─── Data for the task

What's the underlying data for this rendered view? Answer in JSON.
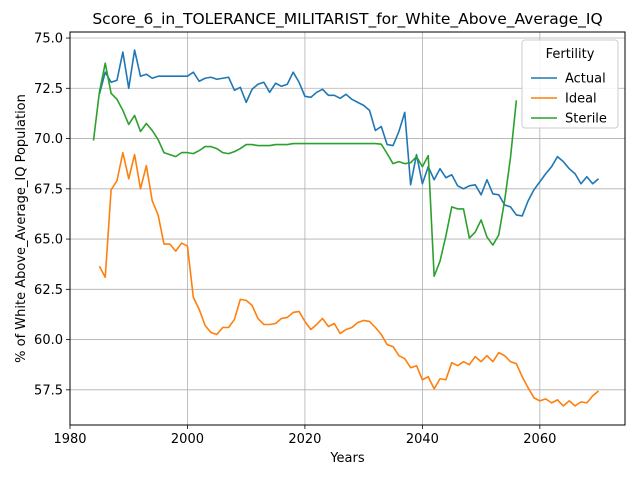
{
  "chart_data": {
    "type": "line",
    "title": "Score_6_in_TOLERANCE_MILITARIST_for_White_Above_Average_IQ",
    "xlabel": "Years",
    "ylabel": "% of White Above_Average_IQ Population",
    "xlim": [
      1980,
      2074.5
    ],
    "ylim": [
      55.75,
      75.3
    ],
    "xticks": [
      1980,
      2000,
      2020,
      2040,
      2060
    ],
    "yticks": [
      57.5,
      60.0,
      62.5,
      65.0,
      67.5,
      70.0,
      72.5,
      75.0
    ],
    "ytick_labels": [
      "57.5",
      "60.0",
      "62.5",
      "65.0",
      "67.5",
      "70.0",
      "72.5",
      "75.0"
    ],
    "grid": true,
    "legend": {
      "title": "Fertility",
      "position": "top-right"
    },
    "series": [
      {
        "name": "Actual",
        "color": "#1f77b4",
        "x": [
          1985,
          1986,
          1987,
          1988,
          1989,
          1990,
          1991,
          1992,
          1993,
          1994,
          1995,
          1996,
          1997,
          1998,
          1999,
          2000,
          2001,
          2002,
          2003,
          2004,
          2005,
          2006,
          2007,
          2008,
          2009,
          2010,
          2011,
          2012,
          2013,
          2014,
          2015,
          2016,
          2017,
          2018,
          2019,
          2020,
          2021,
          2022,
          2023,
          2024,
          2025,
          2026,
          2027,
          2028,
          2029,
          2030,
          2031,
          2032,
          2033,
          2034,
          2035,
          2036,
          2037,
          2038,
          2039,
          2040,
          2041,
          2042,
          2043,
          2044,
          2045,
          2046,
          2047,
          2048,
          2049,
          2050,
          2051,
          2052,
          2053,
          2054,
          2055,
          2056,
          2057,
          2058,
          2059,
          2060,
          2061,
          2062,
          2063,
          2064,
          2065,
          2066,
          2067,
          2068,
          2069,
          2070
        ],
        "values": [
          72.2,
          73.3,
          72.8,
          72.9,
          74.3,
          72.5,
          74.4,
          73.1,
          73.2,
          73.0,
          73.1,
          73.1,
          73.1,
          73.1,
          73.1,
          73.1,
          73.3,
          72.85,
          73.0,
          73.05,
          72.95,
          73.0,
          73.05,
          72.4,
          72.55,
          71.8,
          72.45,
          72.7,
          72.8,
          72.3,
          72.75,
          72.6,
          72.7,
          73.3,
          72.8,
          72.1,
          72.05,
          72.3,
          72.45,
          72.15,
          72.15,
          72.0,
          72.2,
          71.95,
          71.8,
          71.65,
          71.4,
          70.4,
          70.6,
          69.7,
          69.65,
          70.35,
          71.3,
          67.7,
          69.2,
          67.75,
          68.6,
          67.95,
          68.5,
          68.05,
          68.2,
          67.65,
          67.5,
          67.65,
          67.7,
          67.2,
          67.95,
          67.25,
          67.2,
          66.7,
          66.6,
          66.2,
          66.15,
          66.9,
          67.45,
          67.85,
          68.25,
          68.6,
          69.1,
          68.85,
          68.5,
          68.25,
          67.75,
          68.1,
          67.75,
          68.0
        ]
      },
      {
        "name": "Ideal",
        "color": "#ff7f0e",
        "x": [
          1985,
          1986,
          1987,
          1988,
          1989,
          1990,
          1991,
          1992,
          1993,
          1994,
          1995,
          1996,
          1997,
          1998,
          1999,
          2000,
          2001,
          2002,
          2003,
          2004,
          2005,
          2006,
          2007,
          2008,
          2009,
          2010,
          2011,
          2012,
          2013,
          2014,
          2015,
          2016,
          2017,
          2018,
          2019,
          2020,
          2021,
          2022,
          2023,
          2024,
          2025,
          2026,
          2027,
          2028,
          2029,
          2030,
          2031,
          2032,
          2033,
          2034,
          2035,
          2036,
          2037,
          2038,
          2039,
          2040,
          2041,
          2042,
          2043,
          2044,
          2045,
          2046,
          2047,
          2048,
          2049,
          2050,
          2051,
          2052,
          2053,
          2054,
          2055,
          2056,
          2057,
          2058,
          2059,
          2060,
          2061,
          2062,
          2063,
          2064,
          2065,
          2066,
          2067,
          2068,
          2069,
          2070
        ],
        "values": [
          63.65,
          63.1,
          67.45,
          67.9,
          69.3,
          68.0,
          69.2,
          67.5,
          68.65,
          66.9,
          66.2,
          64.75,
          64.75,
          64.4,
          64.8,
          64.65,
          62.1,
          61.5,
          60.7,
          60.35,
          60.25,
          60.6,
          60.6,
          61.0,
          62.0,
          61.95,
          61.7,
          61.05,
          60.75,
          60.75,
          60.8,
          61.05,
          61.1,
          61.35,
          61.4,
          60.9,
          60.5,
          60.75,
          61.05,
          60.65,
          60.8,
          60.3,
          60.5,
          60.6,
          60.85,
          60.95,
          60.9,
          60.6,
          60.25,
          59.75,
          59.65,
          59.2,
          59.05,
          58.6,
          58.7,
          58.0,
          58.15,
          57.55,
          58.05,
          58.0,
          58.85,
          58.7,
          58.9,
          58.75,
          59.15,
          58.9,
          59.2,
          58.9,
          59.35,
          59.2,
          58.9,
          58.8,
          58.15,
          57.6,
          57.1,
          56.95,
          57.05,
          56.85,
          57.0,
          56.7,
          56.95,
          56.7,
          56.9,
          56.85,
          57.2,
          57.45
        ]
      },
      {
        "name": "Sterile",
        "color": "#2ca02c",
        "x": [
          1984,
          1985,
          1986,
          1987,
          1988,
          1989,
          1990,
          1991,
          1992,
          1993,
          1994,
          1995,
          1996,
          1997,
          1998,
          1999,
          2000,
          2001,
          2002,
          2003,
          2004,
          2005,
          2006,
          2007,
          2008,
          2009,
          2010,
          2011,
          2012,
          2013,
          2014,
          2015,
          2016,
          2017,
          2018,
          2019,
          2020,
          2021,
          2022,
          2023,
          2024,
          2025,
          2026,
          2027,
          2028,
          2029,
          2030,
          2031,
          2032,
          2033,
          2034,
          2035,
          2036,
          2037,
          2038,
          2039,
          2040,
          2041,
          2042,
          2043,
          2044,
          2045,
          2046,
          2047,
          2048,
          2049,
          2050,
          2051,
          2052,
          2053,
          2054,
          2055,
          2056
        ],
        "values": [
          69.9,
          72.3,
          73.75,
          72.25,
          71.95,
          71.4,
          70.7,
          71.15,
          70.35,
          70.75,
          70.4,
          69.95,
          69.3,
          69.2,
          69.1,
          69.3,
          69.3,
          69.25,
          69.4,
          69.6,
          69.6,
          69.5,
          69.3,
          69.25,
          69.35,
          69.5,
          69.7,
          69.7,
          69.65,
          69.65,
          69.65,
          69.7,
          69.7,
          69.7,
          69.75,
          69.75,
          69.75,
          69.75,
          69.75,
          69.75,
          69.75,
          69.75,
          69.75,
          69.75,
          69.75,
          69.75,
          69.75,
          69.75,
          69.75,
          69.72,
          69.25,
          68.75,
          68.85,
          68.75,
          68.8,
          69.1,
          68.6,
          69.15,
          63.15,
          63.9,
          65.15,
          66.6,
          66.5,
          66.5,
          65.05,
          65.35,
          65.95,
          65.1,
          64.7,
          65.2,
          66.9,
          69.05,
          71.9
        ]
      }
    ]
  }
}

──────

To do: Without including the pictures, reproduce all entries exactly.

Solution for this problem:
What's the underlying data for this rendered view? Answer in JSON.
{
  "chart_data": {
    "type": "line",
    "title": "Score_6_in_TOLERANCE_MILITARIST_for_White_Above_Average_IQ",
    "xlabel": "Years",
    "ylabel": "% of White Above_Average_IQ Population",
    "xlim": [
      1980,
      2074.5
    ],
    "ylim": [
      55.75,
      75.3
    ],
    "xticks": [
      1980,
      2000,
      2020,
      2040,
      2060
    ],
    "yticks": [
      57.5,
      60.0,
      62.5,
      65.0,
      67.5,
      70.0,
      72.5,
      75.0
    ],
    "ytick_labels": [
      "57.5",
      "60.0",
      "62.5",
      "65.0",
      "67.5",
      "70.0",
      "72.5",
      "75.0"
    ],
    "grid": true,
    "legend": {
      "title": "Fertility",
      "position": "top-right"
    },
    "series": [
      {
        "name": "Actual",
        "color": "#1f77b4",
        "x": [
          1985,
          1986,
          1987,
          1988,
          1989,
          1990,
          1991,
          1992,
          1993,
          1994,
          1995,
          1996,
          1997,
          1998,
          1999,
          2000,
          2001,
          2002,
          2003,
          2004,
          2005,
          2006,
          2007,
          2008,
          2009,
          2010,
          2011,
          2012,
          2013,
          2014,
          2015,
          2016,
          2017,
          2018,
          2019,
          2020,
          2021,
          2022,
          2023,
          2024,
          2025,
          2026,
          2027,
          2028,
          2029,
          2030,
          2031,
          2032,
          2033,
          2034,
          2035,
          2036,
          2037,
          2038,
          2039,
          2040,
          2041,
          2042,
          2043,
          2044,
          2045,
          2046,
          2047,
          2048,
          2049,
          2050,
          2051,
          2052,
          2053,
          2054,
          2055,
          2056,
          2057,
          2058,
          2059,
          2060,
          2061,
          2062,
          2063,
          2064,
          2065,
          2066,
          2067,
          2068,
          2069,
          2070
        ],
        "values": [
          72.2,
          73.3,
          72.8,
          72.9,
          74.3,
          72.5,
          74.4,
          73.1,
          73.2,
          73.0,
          73.1,
          73.1,
          73.1,
          73.1,
          73.1,
          73.1,
          73.3,
          72.85,
          73.0,
          73.05,
          72.95,
          73.0,
          73.05,
          72.4,
          72.55,
          71.8,
          72.45,
          72.7,
          72.8,
          72.3,
          72.75,
          72.6,
          72.7,
          73.3,
          72.8,
          72.1,
          72.05,
          72.3,
          72.45,
          72.15,
          72.15,
          72.0,
          72.2,
          71.95,
          71.8,
          71.65,
          71.4,
          70.4,
          70.6,
          69.7,
          69.65,
          70.35,
          71.3,
          67.7,
          69.2,
          67.75,
          68.6,
          67.95,
          68.5,
          68.05,
          68.2,
          67.65,
          67.5,
          67.65,
          67.7,
          67.2,
          67.95,
          67.25,
          67.2,
          66.7,
          66.6,
          66.2,
          66.15,
          66.9,
          67.45,
          67.85,
          68.25,
          68.6,
          69.1,
          68.85,
          68.5,
          68.25,
          67.75,
          68.1,
          67.75,
          68.0
        ]
      },
      {
        "name": "Ideal",
        "color": "#ff7f0e",
        "x": [
          1985,
          1986,
          1987,
          1988,
          1989,
          1990,
          1991,
          1992,
          1993,
          1994,
          1995,
          1996,
          1997,
          1998,
          1999,
          2000,
          2001,
          2002,
          2003,
          2004,
          2005,
          2006,
          2007,
          2008,
          2009,
          2010,
          2011,
          2012,
          2013,
          2014,
          2015,
          2016,
          2017,
          2018,
          2019,
          2020,
          2021,
          2022,
          2023,
          2024,
          2025,
          2026,
          2027,
          2028,
          2029,
          2030,
          2031,
          2032,
          2033,
          2034,
          2035,
          2036,
          2037,
          2038,
          2039,
          2040,
          2041,
          2042,
          2043,
          2044,
          2045,
          2046,
          2047,
          2048,
          2049,
          2050,
          2051,
          2052,
          2053,
          2054,
          2055,
          2056,
          2057,
          2058,
          2059,
          2060,
          2061,
          2062,
          2063,
          2064,
          2065,
          2066,
          2067,
          2068,
          2069,
          2070
        ],
        "values": [
          63.65,
          63.1,
          67.45,
          67.9,
          69.3,
          68.0,
          69.2,
          67.5,
          68.65,
          66.9,
          66.2,
          64.75,
          64.75,
          64.4,
          64.8,
          64.65,
          62.1,
          61.5,
          60.7,
          60.35,
          60.25,
          60.6,
          60.6,
          61.0,
          62.0,
          61.95,
          61.7,
          61.05,
          60.75,
          60.75,
          60.8,
          61.05,
          61.1,
          61.35,
          61.4,
          60.9,
          60.5,
          60.75,
          61.05,
          60.65,
          60.8,
          60.3,
          60.5,
          60.6,
          60.85,
          60.95,
          60.9,
          60.6,
          60.25,
          59.75,
          59.65,
          59.2,
          59.05,
          58.6,
          58.7,
          58.0,
          58.15,
          57.55,
          58.05,
          58.0,
          58.85,
          58.7,
          58.9,
          58.75,
          59.15,
          58.9,
          59.2,
          58.9,
          59.35,
          59.2,
          58.9,
          58.8,
          58.15,
          57.6,
          57.1,
          56.95,
          57.05,
          56.85,
          57.0,
          56.7,
          56.95,
          56.7,
          56.9,
          56.85,
          57.2,
          57.45
        ]
      },
      {
        "name": "Sterile",
        "color": "#2ca02c",
        "x": [
          1984,
          1985,
          1986,
          1987,
          1988,
          1989,
          1990,
          1991,
          1992,
          1993,
          1994,
          1995,
          1996,
          1997,
          1998,
          1999,
          2000,
          2001,
          2002,
          2003,
          2004,
          2005,
          2006,
          2007,
          2008,
          2009,
          2010,
          2011,
          2012,
          2013,
          2014,
          2015,
          2016,
          2017,
          2018,
          2019,
          2020,
          2021,
          2022,
          2023,
          2024,
          2025,
          2026,
          2027,
          2028,
          2029,
          2030,
          2031,
          2032,
          2033,
          2034,
          2035,
          2036,
          2037,
          2038,
          2039,
          2040,
          2041,
          2042,
          2043,
          2044,
          2045,
          2046,
          2047,
          2048,
          2049,
          2050,
          2051,
          2052,
          2053,
          2054,
          2055,
          2056
        ],
        "values": [
          69.9,
          72.3,
          73.75,
          72.25,
          71.95,
          71.4,
          70.7,
          71.15,
          70.35,
          70.75,
          70.4,
          69.95,
          69.3,
          69.2,
          69.1,
          69.3,
          69.3,
          69.25,
          69.4,
          69.6,
          69.6,
          69.5,
          69.3,
          69.25,
          69.35,
          69.5,
          69.7,
          69.7,
          69.65,
          69.65,
          69.65,
          69.7,
          69.7,
          69.7,
          69.75,
          69.75,
          69.75,
          69.75,
          69.75,
          69.75,
          69.75,
          69.75,
          69.75,
          69.75,
          69.75,
          69.75,
          69.75,
          69.75,
          69.75,
          69.72,
          69.25,
          68.75,
          68.85,
          68.75,
          68.8,
          69.1,
          68.6,
          69.15,
          63.15,
          63.9,
          65.15,
          66.6,
          66.5,
          66.5,
          65.05,
          65.35,
          65.95,
          65.1,
          64.7,
          65.2,
          66.9,
          69.05,
          71.9
        ]
      }
    ]
  }
}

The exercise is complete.